● **Work instruction 1**: In the thread on slow Windows file access, what name does Microsoft give its special volume type for developer workflows?
● **Work instruction 2**: Translate this sentence from the thread on slow Windows file access into Spanish: "Emulating the semantics of that requires a ton of opening and closing the same file."
● **Work instruction 3**: Please write the next part of the thread on slow Windows file access, picking up after its final reply.


        1. 7

          The answer is mostly that each file system access goes through an audit layer that’s used by anti-malware scanners such as Windows Defender.

        2. 3

          Microsoft have created “Dev Drive”, a special volume type to try to make developer workflows involving lots of small files that are often way faster on other systems better on Windows. Can’t comment on it aside from that, I don’t use Windows.

        3. 3

          IME, it’s often the case of API impedance mismatch - things like using path based APIs from Unix when NT operates on handles. Emulating the semantics of that requires a ton of opening and closing the same file.

        4. 2

          there’s a (2018) comment by one of the NTFS engineers at Microsoft about why this is the case that may be of interest: https://github.com/Microsoft/WSL/issues/873

        5. 1

          Do you have some test programs that show the order of magnitude slow down? One of the points made in the talk is that it’s eminently possible to investigate why something is slower rather than speculating.

          1. 3

            I wrote very simple scripts that created and deleted files and then ran them on Windows and Linux. Quite a trivial matter. Windows Defender / Antivirus was disabled and yet, Windows was incredibly slow. Unfortunately, I don’t have the scripts anymore. I should have saved the scripts and written it all down. I also noticed massive speedups from moving a local disk from the Windows PC into my NAS and accessing it on LAN via Samba. Ultimately, I just switched all my machines to Linux and that was the end of this problem. But the problem is really, really easy to notice whenever you work with files on Windows, the slowness is so obvious and grotesque that you don’t even have to be scientific about it.

● **Provided records**:
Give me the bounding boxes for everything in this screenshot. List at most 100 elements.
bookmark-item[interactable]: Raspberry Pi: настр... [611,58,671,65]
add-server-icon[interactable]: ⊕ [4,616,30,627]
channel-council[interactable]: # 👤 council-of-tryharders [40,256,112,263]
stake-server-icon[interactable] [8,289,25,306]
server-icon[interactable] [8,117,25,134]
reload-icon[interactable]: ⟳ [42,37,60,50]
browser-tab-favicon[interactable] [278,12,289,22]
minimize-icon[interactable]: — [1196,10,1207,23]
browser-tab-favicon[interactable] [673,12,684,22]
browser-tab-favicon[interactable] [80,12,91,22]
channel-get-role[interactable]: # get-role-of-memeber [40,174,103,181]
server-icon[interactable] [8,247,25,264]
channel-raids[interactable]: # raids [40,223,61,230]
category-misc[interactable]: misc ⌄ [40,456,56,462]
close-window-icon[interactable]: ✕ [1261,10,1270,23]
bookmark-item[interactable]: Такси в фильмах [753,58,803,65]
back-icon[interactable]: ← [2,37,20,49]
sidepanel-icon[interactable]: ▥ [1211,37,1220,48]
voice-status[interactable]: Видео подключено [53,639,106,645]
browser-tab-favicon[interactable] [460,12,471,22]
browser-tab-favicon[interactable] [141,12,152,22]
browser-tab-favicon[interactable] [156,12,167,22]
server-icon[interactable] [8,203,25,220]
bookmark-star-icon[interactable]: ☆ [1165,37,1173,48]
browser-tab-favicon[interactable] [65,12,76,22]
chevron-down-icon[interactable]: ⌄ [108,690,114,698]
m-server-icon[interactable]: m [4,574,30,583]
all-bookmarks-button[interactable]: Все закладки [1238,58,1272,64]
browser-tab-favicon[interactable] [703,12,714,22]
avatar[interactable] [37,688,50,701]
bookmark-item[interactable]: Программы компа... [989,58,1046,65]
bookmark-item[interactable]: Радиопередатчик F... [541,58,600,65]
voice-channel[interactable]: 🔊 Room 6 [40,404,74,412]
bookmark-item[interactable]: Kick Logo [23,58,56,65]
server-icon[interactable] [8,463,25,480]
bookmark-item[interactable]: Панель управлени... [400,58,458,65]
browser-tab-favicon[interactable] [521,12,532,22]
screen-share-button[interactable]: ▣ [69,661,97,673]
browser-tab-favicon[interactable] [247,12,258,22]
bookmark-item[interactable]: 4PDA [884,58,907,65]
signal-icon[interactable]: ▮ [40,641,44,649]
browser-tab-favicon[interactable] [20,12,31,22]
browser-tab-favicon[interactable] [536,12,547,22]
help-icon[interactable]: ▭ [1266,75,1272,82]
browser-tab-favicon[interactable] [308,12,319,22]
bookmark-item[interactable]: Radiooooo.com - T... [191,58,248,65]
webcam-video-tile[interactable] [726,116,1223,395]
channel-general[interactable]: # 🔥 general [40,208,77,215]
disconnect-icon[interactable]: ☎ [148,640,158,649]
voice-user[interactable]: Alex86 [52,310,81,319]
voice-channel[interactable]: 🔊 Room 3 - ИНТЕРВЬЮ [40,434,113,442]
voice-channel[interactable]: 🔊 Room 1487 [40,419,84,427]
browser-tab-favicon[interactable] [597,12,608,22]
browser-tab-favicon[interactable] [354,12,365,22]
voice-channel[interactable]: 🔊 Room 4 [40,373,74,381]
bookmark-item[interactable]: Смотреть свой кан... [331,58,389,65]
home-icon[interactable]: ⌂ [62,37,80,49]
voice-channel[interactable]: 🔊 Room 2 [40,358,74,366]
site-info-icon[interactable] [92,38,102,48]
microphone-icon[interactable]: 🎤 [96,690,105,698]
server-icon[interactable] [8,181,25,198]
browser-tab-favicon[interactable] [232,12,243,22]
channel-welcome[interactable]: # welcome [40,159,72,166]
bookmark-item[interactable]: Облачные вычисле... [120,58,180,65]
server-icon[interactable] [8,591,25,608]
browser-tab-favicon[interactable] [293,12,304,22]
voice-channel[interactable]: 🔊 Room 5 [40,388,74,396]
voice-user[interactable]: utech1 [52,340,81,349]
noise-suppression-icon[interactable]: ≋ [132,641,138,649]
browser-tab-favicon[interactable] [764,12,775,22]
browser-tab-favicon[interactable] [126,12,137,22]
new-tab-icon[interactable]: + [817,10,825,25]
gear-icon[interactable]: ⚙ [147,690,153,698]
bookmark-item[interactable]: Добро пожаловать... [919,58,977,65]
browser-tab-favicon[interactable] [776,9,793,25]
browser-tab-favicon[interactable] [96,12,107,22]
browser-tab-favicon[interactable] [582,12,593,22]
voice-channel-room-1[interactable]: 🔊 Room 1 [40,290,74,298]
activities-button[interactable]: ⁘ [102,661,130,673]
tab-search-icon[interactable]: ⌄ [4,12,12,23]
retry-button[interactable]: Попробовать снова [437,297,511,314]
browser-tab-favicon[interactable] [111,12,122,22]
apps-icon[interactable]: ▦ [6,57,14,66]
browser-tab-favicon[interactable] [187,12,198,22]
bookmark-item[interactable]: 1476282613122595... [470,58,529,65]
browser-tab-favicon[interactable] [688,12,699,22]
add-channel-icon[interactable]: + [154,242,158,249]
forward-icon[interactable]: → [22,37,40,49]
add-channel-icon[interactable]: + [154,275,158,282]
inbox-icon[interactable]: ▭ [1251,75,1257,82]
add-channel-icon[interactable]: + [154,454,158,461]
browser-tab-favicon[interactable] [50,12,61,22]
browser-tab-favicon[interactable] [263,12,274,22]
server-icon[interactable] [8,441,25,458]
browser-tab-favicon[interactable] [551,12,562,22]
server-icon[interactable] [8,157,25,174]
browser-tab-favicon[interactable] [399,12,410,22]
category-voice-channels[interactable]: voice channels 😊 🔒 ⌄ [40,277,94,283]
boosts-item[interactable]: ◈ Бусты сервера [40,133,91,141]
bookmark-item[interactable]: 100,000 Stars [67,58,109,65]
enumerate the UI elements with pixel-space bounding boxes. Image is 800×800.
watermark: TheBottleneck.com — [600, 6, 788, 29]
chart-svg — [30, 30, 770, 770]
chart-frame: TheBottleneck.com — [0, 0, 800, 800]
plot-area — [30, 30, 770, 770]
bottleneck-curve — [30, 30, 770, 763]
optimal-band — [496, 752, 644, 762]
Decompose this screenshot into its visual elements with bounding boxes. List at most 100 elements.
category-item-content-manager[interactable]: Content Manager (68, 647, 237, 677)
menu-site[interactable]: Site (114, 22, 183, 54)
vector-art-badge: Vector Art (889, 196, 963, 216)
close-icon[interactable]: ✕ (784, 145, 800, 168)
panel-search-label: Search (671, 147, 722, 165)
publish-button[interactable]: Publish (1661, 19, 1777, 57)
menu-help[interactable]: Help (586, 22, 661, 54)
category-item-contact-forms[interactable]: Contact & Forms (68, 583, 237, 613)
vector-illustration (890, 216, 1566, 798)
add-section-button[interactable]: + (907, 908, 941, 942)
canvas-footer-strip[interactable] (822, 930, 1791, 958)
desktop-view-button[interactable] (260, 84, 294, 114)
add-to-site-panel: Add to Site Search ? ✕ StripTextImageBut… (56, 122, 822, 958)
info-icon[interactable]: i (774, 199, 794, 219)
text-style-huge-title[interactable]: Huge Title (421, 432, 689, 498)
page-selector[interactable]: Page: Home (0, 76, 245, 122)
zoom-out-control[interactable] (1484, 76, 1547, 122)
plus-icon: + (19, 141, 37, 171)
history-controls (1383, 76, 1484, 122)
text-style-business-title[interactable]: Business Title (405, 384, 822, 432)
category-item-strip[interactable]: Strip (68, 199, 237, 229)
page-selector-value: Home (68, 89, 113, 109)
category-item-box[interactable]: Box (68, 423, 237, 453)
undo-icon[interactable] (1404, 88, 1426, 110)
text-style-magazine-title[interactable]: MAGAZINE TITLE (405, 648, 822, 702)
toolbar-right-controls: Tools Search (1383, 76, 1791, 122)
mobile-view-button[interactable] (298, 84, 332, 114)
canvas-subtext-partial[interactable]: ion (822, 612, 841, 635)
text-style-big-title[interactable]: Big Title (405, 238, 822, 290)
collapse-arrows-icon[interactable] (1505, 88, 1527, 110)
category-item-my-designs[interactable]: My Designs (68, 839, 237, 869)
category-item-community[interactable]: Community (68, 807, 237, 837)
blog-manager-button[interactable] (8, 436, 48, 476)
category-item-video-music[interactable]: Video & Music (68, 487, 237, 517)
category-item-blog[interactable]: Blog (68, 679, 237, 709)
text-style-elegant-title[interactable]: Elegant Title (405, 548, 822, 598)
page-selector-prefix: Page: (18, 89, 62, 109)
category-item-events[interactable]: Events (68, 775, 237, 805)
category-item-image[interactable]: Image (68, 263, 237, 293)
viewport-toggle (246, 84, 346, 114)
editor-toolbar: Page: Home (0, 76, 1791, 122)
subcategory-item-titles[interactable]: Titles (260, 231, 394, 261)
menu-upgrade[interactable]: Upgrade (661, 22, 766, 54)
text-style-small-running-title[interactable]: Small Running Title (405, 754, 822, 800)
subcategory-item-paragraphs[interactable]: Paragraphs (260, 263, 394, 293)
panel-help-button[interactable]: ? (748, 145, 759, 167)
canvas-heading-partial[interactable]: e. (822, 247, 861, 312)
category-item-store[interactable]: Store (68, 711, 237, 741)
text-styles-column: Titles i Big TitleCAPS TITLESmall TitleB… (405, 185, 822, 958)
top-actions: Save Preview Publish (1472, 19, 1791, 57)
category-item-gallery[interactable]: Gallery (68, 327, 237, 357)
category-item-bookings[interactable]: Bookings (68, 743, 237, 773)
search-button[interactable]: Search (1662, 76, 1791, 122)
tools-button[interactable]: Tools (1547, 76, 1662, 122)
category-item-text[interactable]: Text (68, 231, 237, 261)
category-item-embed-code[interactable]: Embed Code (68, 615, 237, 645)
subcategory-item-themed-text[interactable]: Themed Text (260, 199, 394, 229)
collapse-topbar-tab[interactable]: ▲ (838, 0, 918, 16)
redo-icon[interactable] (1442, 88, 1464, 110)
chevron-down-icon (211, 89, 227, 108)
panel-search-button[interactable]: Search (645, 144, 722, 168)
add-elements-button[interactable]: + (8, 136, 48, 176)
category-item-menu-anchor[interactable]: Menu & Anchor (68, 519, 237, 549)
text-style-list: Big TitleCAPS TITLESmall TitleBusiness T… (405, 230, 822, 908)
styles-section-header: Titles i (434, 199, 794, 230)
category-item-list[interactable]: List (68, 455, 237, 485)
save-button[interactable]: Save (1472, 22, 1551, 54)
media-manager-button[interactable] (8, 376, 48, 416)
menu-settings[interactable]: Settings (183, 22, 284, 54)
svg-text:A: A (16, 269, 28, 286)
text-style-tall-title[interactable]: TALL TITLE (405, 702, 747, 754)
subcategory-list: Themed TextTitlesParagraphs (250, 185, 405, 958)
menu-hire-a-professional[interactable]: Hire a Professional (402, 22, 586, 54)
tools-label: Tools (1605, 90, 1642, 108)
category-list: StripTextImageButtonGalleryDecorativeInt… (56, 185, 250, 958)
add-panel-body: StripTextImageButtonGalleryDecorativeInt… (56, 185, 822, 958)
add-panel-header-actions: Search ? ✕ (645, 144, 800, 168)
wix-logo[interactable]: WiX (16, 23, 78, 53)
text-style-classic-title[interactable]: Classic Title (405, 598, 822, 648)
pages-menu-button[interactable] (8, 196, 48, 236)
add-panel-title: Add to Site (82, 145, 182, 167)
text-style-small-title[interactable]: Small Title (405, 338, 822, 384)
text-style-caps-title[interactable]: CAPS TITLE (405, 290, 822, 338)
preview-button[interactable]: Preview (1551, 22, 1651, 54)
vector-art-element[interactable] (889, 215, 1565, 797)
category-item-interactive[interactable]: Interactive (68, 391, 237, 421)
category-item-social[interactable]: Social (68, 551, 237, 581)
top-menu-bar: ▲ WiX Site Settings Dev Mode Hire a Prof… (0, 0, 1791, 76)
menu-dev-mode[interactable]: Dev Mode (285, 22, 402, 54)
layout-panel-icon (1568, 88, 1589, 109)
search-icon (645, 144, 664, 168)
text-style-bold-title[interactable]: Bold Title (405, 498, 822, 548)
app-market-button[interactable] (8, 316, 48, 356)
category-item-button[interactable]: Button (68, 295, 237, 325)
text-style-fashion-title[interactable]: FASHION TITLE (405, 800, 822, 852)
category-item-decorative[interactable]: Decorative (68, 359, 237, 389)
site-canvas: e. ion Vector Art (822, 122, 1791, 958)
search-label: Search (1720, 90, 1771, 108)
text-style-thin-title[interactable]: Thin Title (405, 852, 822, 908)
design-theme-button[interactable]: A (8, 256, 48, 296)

● **Response area 1**: Dev Drive

● **Response area 2**: Emular esa semántica requiere abrir y cerrar el mismo archivo una enorme cantidad de veces.

● **Response area 3**:
            1. 4

              I’m not a filesystems person so I’ve never benchmarked these things – other than noting that NTFS was always “fast enough” for my very modest (and very infrequent) Windows usage requirements, I never really cared about performance enough to run tests.

              But… I mean, have you profiled the scripts at all? How do you know the slowness was due to the filesystem layer and not due to poor implementation in your scripting language’s runtime, or different filesystem caching settings, or… ?

              All filesystems make trade-offs. This may have been one of them in NTFS, I don’t think serving lots of short-lived files is something Windows commonly needs to do so it wouldn’t be surprising at all if Windows sucked at it. But in my experience, pathological FS access performance on a “clean” Windows system is usually the result of poorly-adapted code, which is not at all infrequent. Lots of FOSS projects are Linux-first and lots of their low-ish file I/O code revolves around its file I/O idioms – that’s why many of them are dog slow when operating on large batches of files on Windows. Also, lots of folks learn these concepts on *nix because that’s what lots of CS/CompEng departments use, and that knowledge carries over poorly to Windows. I’ve been there and wasted a lot of time writing slow code by insisting to do things the Unix way on a platform that wasn’t Unix.

              I wouldn’t find it surprising that ext4 is faster than NTFS in some particular scenarios, but a local NTFS filesystem being slower than Samba serving from an NTFS disk sounds like something that would’ve been worth a more “scientific” investigation…

    2. 6

      Watched it some days ago, it’s a really good talk. It’s a deep-dive into IO optimization, and how performance problems which get brushed off as “NTFS bad” can be caused by the application doing IO in stupid ways, using his work on optimizing rustup as a case study.

      Off topic, but I miss those IRL conferences. Ever since covid hit, all conferences have been these low energy online video conferences from people sitting alone in front of their laptops with bad audio quality. It’s not the same as talks given on a stage in front of an audience of people.

      1. 1

        *nod* Same problem as with acting. Not “being there” makes it much more difficult to get into the right mindset to be high-energy.

        If I had to give a talk, I’d at least ask a family member to be my camera operator and try to set up a room where I can stand and pace and gesture a little bit.